DIRECTIVE -
Each entry below is to be printed verbatim.

★ ★ ★ ★ ★ ★ ★

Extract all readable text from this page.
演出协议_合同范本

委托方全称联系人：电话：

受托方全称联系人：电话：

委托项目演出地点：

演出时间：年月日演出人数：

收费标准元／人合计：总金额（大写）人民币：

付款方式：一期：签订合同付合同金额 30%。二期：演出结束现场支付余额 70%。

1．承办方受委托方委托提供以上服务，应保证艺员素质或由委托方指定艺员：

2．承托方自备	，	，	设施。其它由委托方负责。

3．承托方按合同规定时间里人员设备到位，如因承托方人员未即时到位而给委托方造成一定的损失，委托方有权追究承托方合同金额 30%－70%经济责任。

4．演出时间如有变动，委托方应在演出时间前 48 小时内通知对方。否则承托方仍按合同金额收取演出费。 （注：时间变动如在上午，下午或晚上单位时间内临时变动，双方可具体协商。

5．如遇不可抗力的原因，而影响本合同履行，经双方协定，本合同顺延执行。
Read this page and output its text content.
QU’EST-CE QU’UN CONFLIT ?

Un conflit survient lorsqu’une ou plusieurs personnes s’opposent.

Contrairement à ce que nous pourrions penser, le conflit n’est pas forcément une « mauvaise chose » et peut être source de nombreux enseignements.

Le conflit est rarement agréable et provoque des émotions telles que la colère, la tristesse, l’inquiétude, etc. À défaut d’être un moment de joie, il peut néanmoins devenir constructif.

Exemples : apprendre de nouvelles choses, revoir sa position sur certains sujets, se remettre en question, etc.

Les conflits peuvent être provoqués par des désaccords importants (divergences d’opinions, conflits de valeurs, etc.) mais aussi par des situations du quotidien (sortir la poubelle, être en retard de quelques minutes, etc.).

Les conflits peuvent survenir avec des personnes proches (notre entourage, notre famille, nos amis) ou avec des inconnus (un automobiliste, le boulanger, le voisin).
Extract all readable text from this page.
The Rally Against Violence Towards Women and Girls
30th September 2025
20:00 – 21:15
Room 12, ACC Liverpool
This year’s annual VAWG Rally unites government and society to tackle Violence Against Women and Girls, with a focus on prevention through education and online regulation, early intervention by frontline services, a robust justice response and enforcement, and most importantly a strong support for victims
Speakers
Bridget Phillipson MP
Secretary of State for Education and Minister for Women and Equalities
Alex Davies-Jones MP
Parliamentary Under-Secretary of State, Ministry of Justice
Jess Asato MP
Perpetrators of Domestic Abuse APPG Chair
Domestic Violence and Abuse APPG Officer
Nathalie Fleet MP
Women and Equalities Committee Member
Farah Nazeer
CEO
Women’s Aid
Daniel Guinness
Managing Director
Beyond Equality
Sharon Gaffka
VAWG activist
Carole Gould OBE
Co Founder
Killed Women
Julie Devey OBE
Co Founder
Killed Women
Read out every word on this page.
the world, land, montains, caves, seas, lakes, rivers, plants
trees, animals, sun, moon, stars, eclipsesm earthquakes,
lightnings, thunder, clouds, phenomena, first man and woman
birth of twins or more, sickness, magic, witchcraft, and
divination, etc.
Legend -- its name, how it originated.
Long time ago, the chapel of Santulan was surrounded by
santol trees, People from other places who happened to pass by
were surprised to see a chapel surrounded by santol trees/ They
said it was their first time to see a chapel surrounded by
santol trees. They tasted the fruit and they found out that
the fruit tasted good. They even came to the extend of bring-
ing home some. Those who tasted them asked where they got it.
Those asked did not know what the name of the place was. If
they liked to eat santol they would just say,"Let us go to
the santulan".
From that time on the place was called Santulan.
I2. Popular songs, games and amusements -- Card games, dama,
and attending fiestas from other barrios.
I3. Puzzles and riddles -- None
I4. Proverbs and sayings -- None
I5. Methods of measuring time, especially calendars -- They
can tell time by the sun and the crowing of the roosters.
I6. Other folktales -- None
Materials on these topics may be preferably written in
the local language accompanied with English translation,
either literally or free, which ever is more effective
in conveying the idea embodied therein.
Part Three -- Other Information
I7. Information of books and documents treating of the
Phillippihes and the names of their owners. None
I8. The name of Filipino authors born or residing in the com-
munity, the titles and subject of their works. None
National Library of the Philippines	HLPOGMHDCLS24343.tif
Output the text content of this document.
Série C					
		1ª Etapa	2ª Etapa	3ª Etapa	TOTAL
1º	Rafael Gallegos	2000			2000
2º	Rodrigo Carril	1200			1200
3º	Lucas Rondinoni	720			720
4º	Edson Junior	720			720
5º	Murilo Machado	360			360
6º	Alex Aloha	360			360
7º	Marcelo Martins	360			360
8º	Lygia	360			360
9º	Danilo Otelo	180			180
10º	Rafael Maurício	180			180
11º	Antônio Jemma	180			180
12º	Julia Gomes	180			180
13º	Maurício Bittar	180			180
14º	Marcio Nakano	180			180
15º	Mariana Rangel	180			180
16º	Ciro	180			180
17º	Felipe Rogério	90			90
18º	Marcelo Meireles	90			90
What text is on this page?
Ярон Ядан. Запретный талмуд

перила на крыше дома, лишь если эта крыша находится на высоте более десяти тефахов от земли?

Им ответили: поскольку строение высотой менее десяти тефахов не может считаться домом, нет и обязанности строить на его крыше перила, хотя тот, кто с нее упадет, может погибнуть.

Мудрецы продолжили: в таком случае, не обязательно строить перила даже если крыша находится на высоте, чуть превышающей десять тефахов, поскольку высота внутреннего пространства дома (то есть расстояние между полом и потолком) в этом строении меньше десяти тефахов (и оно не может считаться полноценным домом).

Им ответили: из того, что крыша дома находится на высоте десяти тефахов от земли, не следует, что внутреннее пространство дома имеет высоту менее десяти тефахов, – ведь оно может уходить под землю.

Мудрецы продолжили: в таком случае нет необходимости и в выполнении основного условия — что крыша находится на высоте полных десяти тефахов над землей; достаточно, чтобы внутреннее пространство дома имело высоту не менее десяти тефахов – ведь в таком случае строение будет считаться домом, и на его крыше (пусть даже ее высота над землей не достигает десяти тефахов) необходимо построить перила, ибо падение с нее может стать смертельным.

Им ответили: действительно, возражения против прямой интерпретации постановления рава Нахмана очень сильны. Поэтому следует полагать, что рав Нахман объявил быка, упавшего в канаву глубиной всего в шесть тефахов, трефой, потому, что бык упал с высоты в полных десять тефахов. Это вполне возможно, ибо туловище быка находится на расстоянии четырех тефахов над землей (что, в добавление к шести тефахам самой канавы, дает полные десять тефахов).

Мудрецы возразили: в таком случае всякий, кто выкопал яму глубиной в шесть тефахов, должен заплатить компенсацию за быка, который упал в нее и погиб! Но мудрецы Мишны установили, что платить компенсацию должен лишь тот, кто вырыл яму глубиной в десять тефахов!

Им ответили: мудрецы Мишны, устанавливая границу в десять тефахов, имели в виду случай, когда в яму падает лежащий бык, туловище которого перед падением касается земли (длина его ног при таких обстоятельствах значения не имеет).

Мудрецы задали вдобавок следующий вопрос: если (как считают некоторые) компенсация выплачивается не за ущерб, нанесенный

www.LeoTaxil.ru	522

★ ★ ★ ★ ★ ★ ★

RESPONSE TO THE TASK -
Extract all readable text from this page.
演出协议_合同范本

委托方全称联系人：电话：

受托方全称联系人：电话：

委托项目演出地点：

演出时间：年月日演出人数：

收费标准元／人合计：总金额（大写）人民币：

付款方式：一期：签订合同付合同金额 30%。二期：演出结束现场支付余额 70%。

1．承办方受委托方委托提供以上服务，应保证艺员素质或由委托方指定艺员：

2．承托方自备	，	，	设施。其它由委托方负责。

3．承托方按合同规定时间里人员设备到位，如因承托方人员未即时到位而给委托方造成一定的损失，委托方有权追究承托方合同金额 30%－70%经济责任。

4．演出时间如有变动，委托方应在演出时间前 48 小时内通知对方。否则承托方仍按合同金额收取演出费。 （注：时间变动如在上午，下午或晚上单位时间内临时变动，双方可具体协商。

5．如遇不可抗力的原因，而影响本合同履行，经双方协定，本合同顺延执行。
Read this page and output its text content.
QU’EST-CE QU’UN CONFLIT ?

Un conflit survient lorsqu’une ou plusieurs personnes s’opposent.

Contrairement à ce que nous pourrions penser, le conflit n’est pas forcément une « mauvaise chose » et peut être source de nombreux enseignements.

Le conflit est rarement agréable et provoque des émotions telles que la colère, la tristesse, l’inquiétude, etc. À défaut d’être un moment de joie, il peut néanmoins devenir constructif.

Exemples : apprendre de nouvelles choses, revoir sa position sur certains sujets, se remettre en question, etc.

Les conflits peuvent être provoqués par des désaccords importants (divergences d’opinions, conflits de valeurs, etc.) mais aussi par des situations du quotidien (sortir la poubelle, être en retard de quelques minutes, etc.).

Les conflits peuvent survenir avec des personnes proches (notre entourage, notre famille, nos amis) ou avec des inconnus (un automobiliste, le boulanger, le voisin).
Extract all readable text from this page.
The Rally Against Violence Towards Women and Girls
30th September 2025
20:00 – 21:15
Room 12, ACC Liverpool
This year’s annual VAWG Rally unites government and society to tackle Violence Against Women and Girls, with a focus on prevention through education and online regulation, early intervention by frontline services, a robust justice response and enforcement, and most importantly a strong support for victims
Speakers
Bridget Phillipson MP
Secretary of State for Education and Minister for Women and Equalities
Alex Davies-Jones MP
Parliamentary Under-Secretary of State, Ministry of Justice
Jess Asato MP
Perpetrators of Domestic Abuse APPG Chair
Domestic Violence and Abuse APPG Officer
Nathalie Fleet MP
Women and Equalities Committee Member
Farah Nazeer
CEO
Women’s Aid
Daniel Guinness
Managing Director
Beyond Equality
Sharon Gaffka
VAWG activist
Carole Gould OBE
Co Founder
Killed Women
Julie Devey OBE
Co Founder
Killed Women
Read out every word on this page.
the world, land, montains, caves, seas, lakes, rivers, plants
trees, animals, sun, moon, stars, eclipsesm earthquakes,
lightnings, thunder, clouds, phenomena, first man and woman
birth of twins or more, sickness, magic, witchcraft, and
divination, etc.
Legend -- its name, how it originated.
Long time ago, the chapel of Santulan was surrounded by
santol trees, People from other places who happened to pass by
were surprised to see a chapel surrounded by santol trees/ They
said it was their first time to see a chapel surrounded by
santol trees. They tasted the fruit and they found out that
the fruit tasted good. They even came to the extend of bring-
ing home some. Those who tasted them asked where they got it.
Those asked did not know what the name of the place was. If
they liked to eat santol they would just say,"Let us go to
the santulan".
From that time on the place was called Santulan.
I2. Popular songs, games and amusements -- Card games, dama,
and attending fiestas from other barrios.
I3. Puzzles and riddles -- None
I4. Proverbs and sayings -- None
I5. Methods of measuring time, especially calendars -- They
can tell time by the sun and the crowing of the roosters.
I6. Other folktales -- None
Materials on these topics may be preferably written in
the local language accompanied with English translation,
either literally or free, which ever is more effective
in conveying the idea embodied therein.
Part Three -- Other Information
I7. Information of books and documents treating of the
Phillippihes and the names of their owners. None
I8. The name of Filipino authors born or residing in the com-
munity, the titles and subject of their works. None
National Library of the Philippines	HLPOGMHDCLS24343.tif
Output the text content of this document.
Série C					
		1ª Etapa	2ª Etapa	3ª Etapa	TOTAL
1º	Rafael Gallegos	2000			2000
2º	Rodrigo Carril	1200			1200
3º	Lucas Rondinoni	720			720
4º	Edson Junior	720			720
5º	Murilo Machado	360			360
6º	Alex Aloha	360			360
7º	Marcelo Martins	360			360
8º	Lygia	360			360
9º	Danilo Otelo	180			180
10º	Rafael Maurício	180			180
11º	Antônio Jemma	180			180
12º	Julia Gomes	180			180
13º	Maurício Bittar	180			180
14º	Marcio Nakano	180			180
15º	Mariana Rangel	180			180
16º	Ciro	180			180
17º	Felipe Rogério	90			90
18º	Marcelo Meireles	90			90
What text is on this page?
Ярон Ядан. Запретный талмуд

перила на крыше дома, лишь если эта крыша находится на высоте более десяти тефахов от земли?

Им ответили: поскольку строение высотой менее десяти тефахов не может считаться домом, нет и обязанности строить на его крыше перила, хотя тот, кто с нее упадет, может погибнуть.

Мудрецы продолжили: в таком случае, не обязательно строить перила даже если крыша находится на высоте, чуть превышающей десять тефахов, поскольку высота внутреннего пространства дома (то есть расстояние между полом и потолком) в этом строении меньше десяти тефахов (и оно не может считаться полноценным домом).

Им ответили: из того, что крыша дома находится на высоте десяти тефахов от земли, не следует, что внутреннее пространство дома имеет высоту менее десяти тефахов, – ведь оно может уходить под землю.

Мудрецы продолжили: в таком случае нет необходимости и в выполнении основного условия — что крыша находится на высоте полных десяти тефахов над землей; достаточно, чтобы внутреннее пространство дома имело высоту не менее десяти тефахов – ведь в таком случае строение будет считаться домом, и на его крыше (пусть даже ее высота над землей не достигает десяти тефахов) необходимо построить перила, ибо падение с нее может стать смертельным.

Им ответили: действительно, возражения против прямой интерпретации постановления рава Нахмана очень сильны. Поэтому следует полагать, что рав Нахман объявил быка, упавшего в канаву глубиной всего в шесть тефахов, трефой, потому, что бык упал с высоты в полных десять тефахов. Это вполне возможно, ибо туловище быка находится на расстоянии четырех тефахов над землей (что, в добавление к шести тефахам самой канавы, дает полные десять тефахов).

Мудрецы возразили: в таком случае всякий, кто выкопал яму глубиной в шесть тефахов, должен заплатить компенсацию за быка, который упал в нее и погиб! Но мудрецы Мишны установили, что платить компенсацию должен лишь тот, кто вырыл яму глубиной в десять тефахов!

Им ответили: мудрецы Мишны, устанавливая границу в десять тефахов, имели в виду случай, когда в яму падает лежащий бык, туловище которого перед падением касается земли (длина его ног при таких обстоятельствах значения не имеет).

Мудрецы задали вдобавок следующий вопрос: если (как считают некоторые) компенсация выплачивается не за ущерб, нанесенный

www.LeoTaxil.ru	522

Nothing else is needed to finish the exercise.